------ TEXTE SOURCE ------

L'histoire de la maitrise des armements, illustre, écrit toujours Thérèse DELPECH, combien le monde occidental, obsédé qu'il était par l'URSS, s'est privé d'une plus large vision du monde. (...) La confrontation bipolaire préoccupait l'esprit des Occidentaux de manière si écrasante qu'ils proposèrent les accords SALT II - si décevants : un traité jamais ratifié (il fut bloqué par le Congrès après cinq ans de négociations) en raison de "l'état de l'équilibre des forces, des prédictions de tendances, de la pertinence des forces stratégiques au sein de la diplomatie, des superpuissances et des progrès des hautes technologies" (Colin GRAY; Nuclear strategy : The case for a theory of victory, dans onternational Security, volume 4, n°1, été 1979).

    En quoi ces événements de l'histoire récente sont-ils pertinents pour nous aujourd'hui? La maitrise des armements demeure un outil pour la stabilité, à condition néanmoins de se préparer convenablement à entamer des négociations, de régler les problèmes de détection des tricheries, de réagir efficacement aux violations, de proscrire comme trop dangereux les accords mal ficelés, et de faire en sorte que les négociateurs cherchent à mener à bien une stratégie plutôt que de lancer et de poursuivre un "processus", dans le seul but de le mener à terme. Pour ce qui est des négociations entre les États-Unis et la Russie, le ralentissement, voire l'arrêt, du processus de réduction des armes nucléaires est le scénario le plus probable à la date d'aujourd'hui (l'auteur écrit en 2009).

------ DONNÉES RECUEILLIES ------

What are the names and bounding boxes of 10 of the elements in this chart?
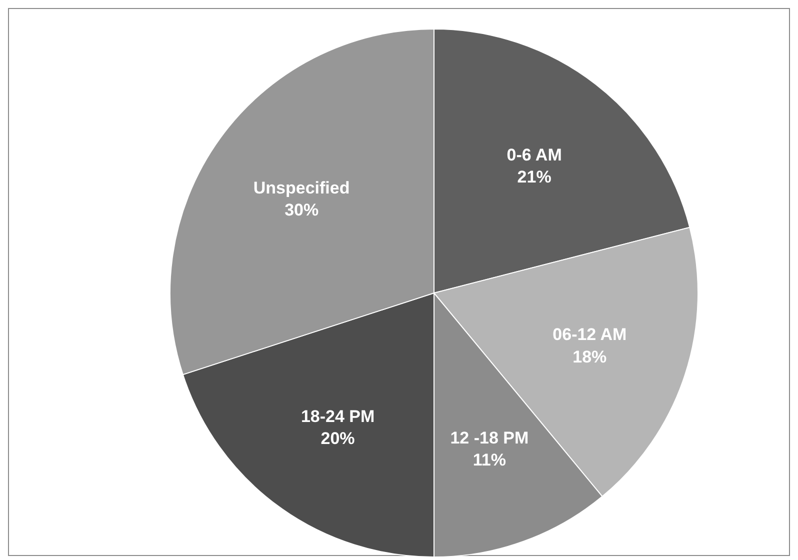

------

● **DESCRIPTION DE L'EXERCICE**: D'après le texte source, qui a bloqué le traité SALT II, et au bout de combien de temps de négociations ? Les données ne sont d'aucune utilité ici.

● **RÉPONSE COMPLÈTE**: Le Congrès l'a bloqué après cinq ans de négociations.